* begin *
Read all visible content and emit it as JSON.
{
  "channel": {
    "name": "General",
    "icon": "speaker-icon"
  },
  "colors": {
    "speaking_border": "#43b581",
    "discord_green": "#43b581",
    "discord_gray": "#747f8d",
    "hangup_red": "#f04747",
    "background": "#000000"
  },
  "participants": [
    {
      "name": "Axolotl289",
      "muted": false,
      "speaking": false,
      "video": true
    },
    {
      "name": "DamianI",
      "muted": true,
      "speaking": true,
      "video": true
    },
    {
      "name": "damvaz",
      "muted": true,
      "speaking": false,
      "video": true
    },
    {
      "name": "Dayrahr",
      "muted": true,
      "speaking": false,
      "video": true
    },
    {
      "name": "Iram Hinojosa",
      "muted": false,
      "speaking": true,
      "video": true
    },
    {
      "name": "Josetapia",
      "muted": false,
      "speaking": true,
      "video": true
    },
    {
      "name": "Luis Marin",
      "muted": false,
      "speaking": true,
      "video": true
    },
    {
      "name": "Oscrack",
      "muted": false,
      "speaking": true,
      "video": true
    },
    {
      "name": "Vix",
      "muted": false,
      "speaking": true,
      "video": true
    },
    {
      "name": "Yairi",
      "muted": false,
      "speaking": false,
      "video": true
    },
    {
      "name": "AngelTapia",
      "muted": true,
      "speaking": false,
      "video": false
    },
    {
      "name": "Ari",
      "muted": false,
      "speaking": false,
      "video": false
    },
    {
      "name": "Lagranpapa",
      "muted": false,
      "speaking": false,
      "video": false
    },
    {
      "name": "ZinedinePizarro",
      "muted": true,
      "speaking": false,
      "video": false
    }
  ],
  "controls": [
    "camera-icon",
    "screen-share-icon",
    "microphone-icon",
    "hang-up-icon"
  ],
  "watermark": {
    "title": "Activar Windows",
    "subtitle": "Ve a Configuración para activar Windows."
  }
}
* end *
Your task is to repeat the data exactly, with nothing left out.

> [ANSWER TO THIS EXERCISE]
Read all visible content and emit it as JSON.
{
  "channel": {
    "name": "General",
    "icon": "speaker-icon"
  },
  "colors": {
    "speaking_border": "#43b581",
    "discord_green": "#43b581",
    "discord_gray": "#747f8d",
    "hangup_red": "#f04747",
    "background": "#000000"
  },
  "participants": [
    {
      "name": "Axolotl289",
      "muted": false,
      "speaking": false,
      "video": true
    },
    {
      "name": "DamianI",
      "muted": true,
      "speaking": true,
      "video": true
    },
    {
      "name": "damvaz",
      "muted": true,
      "speaking": false,
      "video": true
    },
    {
      "name": "Dayrahr",
      "muted": true,
      "speaking": false,
      "video": true
    },
    {
      "name": "Iram Hinojosa",
      "muted": false,
      "speaking": true,
      "video": true
    },
    {
      "name": "Josetapia",
      "muted": false,
      "speaking": true,
      "video": true
    },
    {
      "name": "Luis Marin",
      "muted": false,
      "speaking": true,
      "video": true
    },
    {
      "name": "Oscrack",
      "muted": false,
      "speaking": true,
      "video": true
    },
    {
      "name": "Vix",
      "muted": false,
      "speaking": true,
      "video": true
    },
    {
      "name": "Yairi",
      "muted": false,
      "speaking": false,
      "video": true
    },
    {
      "name": "AngelTapia",
      "muted": true,
      "speaking": false,
      "video": false
    },
    {
      "name": "Ari",
      "muted": false,
      "speaking": false,
      "video": false
    },
    {
      "name": "Lagranpapa",
      "muted": false,
      "speaking": false,
      "video": false
    },
    {
      "name": "ZinedinePizarro",
      "muted": true,
      "speaking": false,
      "video": false
    }
  ],
  "controls": [
    "camera-icon",
    "screen-share-icon",
    "microphone-icon",
    "hang-up-icon"
  ],
  "watermark": {
    "title": "Activar Windows",
    "subtitle": "Ve a Configuración para activar Windows."
  }
}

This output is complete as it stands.